**Entries supplied**
****************

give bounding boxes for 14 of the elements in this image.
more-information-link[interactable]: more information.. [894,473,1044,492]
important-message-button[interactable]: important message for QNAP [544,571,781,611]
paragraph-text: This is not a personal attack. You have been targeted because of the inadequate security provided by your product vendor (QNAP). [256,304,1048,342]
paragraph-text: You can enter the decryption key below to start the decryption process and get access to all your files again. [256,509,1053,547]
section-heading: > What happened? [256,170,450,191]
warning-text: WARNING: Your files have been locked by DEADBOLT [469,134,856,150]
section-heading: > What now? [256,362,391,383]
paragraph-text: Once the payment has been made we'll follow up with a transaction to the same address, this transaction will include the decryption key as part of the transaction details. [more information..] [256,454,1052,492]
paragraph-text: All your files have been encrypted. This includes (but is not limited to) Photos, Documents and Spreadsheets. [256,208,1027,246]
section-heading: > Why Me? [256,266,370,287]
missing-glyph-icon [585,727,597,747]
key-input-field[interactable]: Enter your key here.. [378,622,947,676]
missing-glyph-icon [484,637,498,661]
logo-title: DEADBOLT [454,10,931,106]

****************

**Your task**
Reproduce every line of the data above word for word, keeping each character and number unchanged.

**The output**
give bounding boxes for 14 of the elements in this image.
more-information-link[interactable]: more information.. [894,473,1044,492]
important-message-button[interactable]: important message for QNAP [544,571,781,611]
paragraph-text: This is not a personal attack. You have been targeted because of the inadequate security provided by your product vendor (QNAP). [256,304,1048,342]
paragraph-text: You can enter the decryption key below to start the decryption process and get access to all your files again. [256,509,1053,547]
section-heading: > What happened? [256,170,450,191]
warning-text: WARNING: Your files have been locked by DEADBOLT [469,134,856,150]
section-heading: > What now? [256,362,391,383]
paragraph-text: Once the payment has been made we'll follow up with a transaction to the same address, this transaction will include the decryption key as part of the transaction details. [more information..] [256,454,1052,492]
paragraph-text: All your files have been encrypted. This includes (but is not limited to) Photos, Documents and Spreadsheets. [256,208,1027,246]
section-heading: > Why Me? [256,266,370,287]
missing-glyph-icon [585,727,597,747]
key-input-field[interactable]: Enter your key here.. [378,622,947,676]
missing-glyph-icon [484,637,498,661]
logo-title: DEADBOLT [454,10,931,106]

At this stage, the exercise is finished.